::: Records for the exercise :::
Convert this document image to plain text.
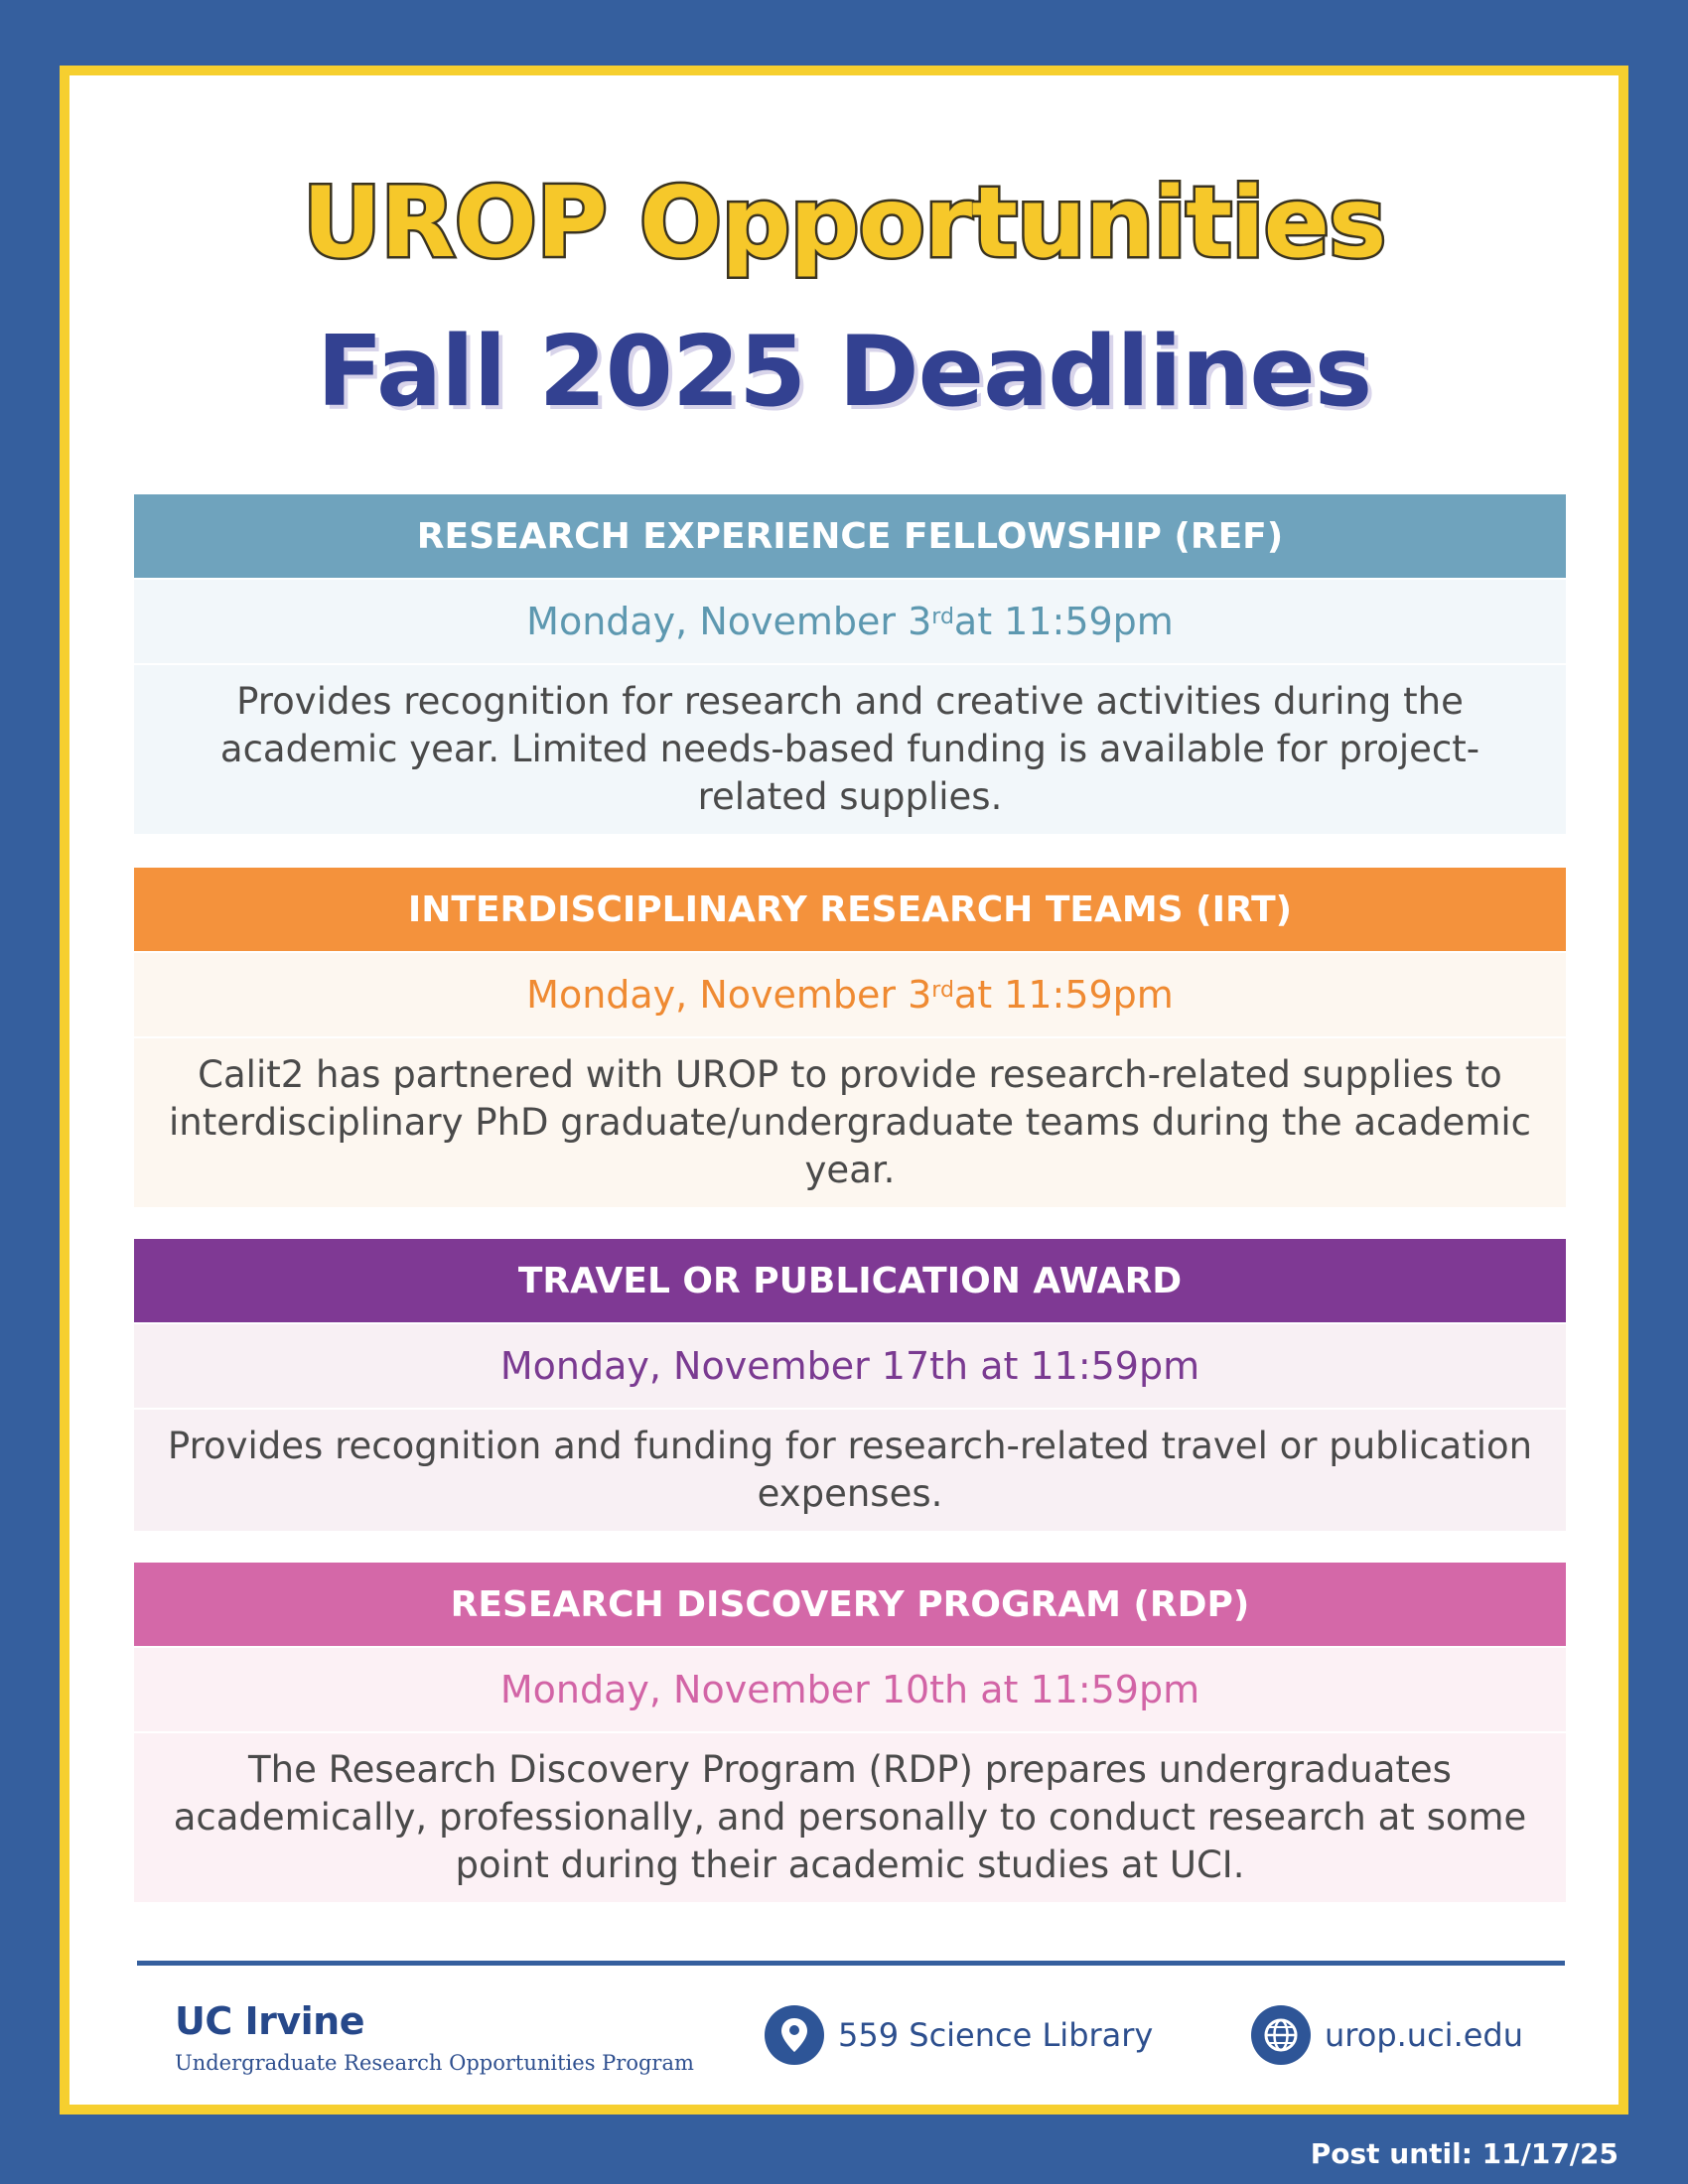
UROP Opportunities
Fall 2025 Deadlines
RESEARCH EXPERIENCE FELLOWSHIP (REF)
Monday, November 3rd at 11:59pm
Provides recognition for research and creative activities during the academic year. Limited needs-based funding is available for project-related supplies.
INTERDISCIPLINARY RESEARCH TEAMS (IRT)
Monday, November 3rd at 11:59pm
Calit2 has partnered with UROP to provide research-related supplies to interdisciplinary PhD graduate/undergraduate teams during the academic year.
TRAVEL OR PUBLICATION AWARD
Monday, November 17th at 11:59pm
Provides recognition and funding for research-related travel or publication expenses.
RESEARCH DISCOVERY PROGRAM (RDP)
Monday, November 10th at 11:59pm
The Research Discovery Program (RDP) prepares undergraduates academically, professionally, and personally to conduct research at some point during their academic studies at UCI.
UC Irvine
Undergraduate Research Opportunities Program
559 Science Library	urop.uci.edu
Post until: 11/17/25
:::
§ Work to complete: Every record above should be written out again without change, except that the pictures are left out.

§ Task answer:
Convert this document image to plain text.
UROP Opportunities
Fall 2025 Deadlines
RESEARCH EXPERIENCE FELLOWSHIP (REF)
Monday, November 3rd at 11:59pm
Provides recognition for research and creative activities during the academic year. Limited needs-based funding is available for project-related supplies.
INTERDISCIPLINARY RESEARCH TEAMS (IRT)
Monday, November 3rd at 11:59pm
Calit2 has partnered with UROP to provide research-related supplies to interdisciplinary PhD graduate/undergraduate teams during the academic year.
TRAVEL OR PUBLICATION AWARD
Monday, November 17th at 11:59pm
Provides recognition and funding for research-related travel or publication expenses.
RESEARCH DISCOVERY PROGRAM (RDP)
Monday, November 10th at 11:59pm
The Research Discovery Program (RDP) prepares undergraduates academically, professionally, and personally to conduct research at some point during their academic studies at UCI.
UC Irvine
Undergraduate Research Opportunities Program
559 Science Library	urop.uci.edu
Post until: 11/17/25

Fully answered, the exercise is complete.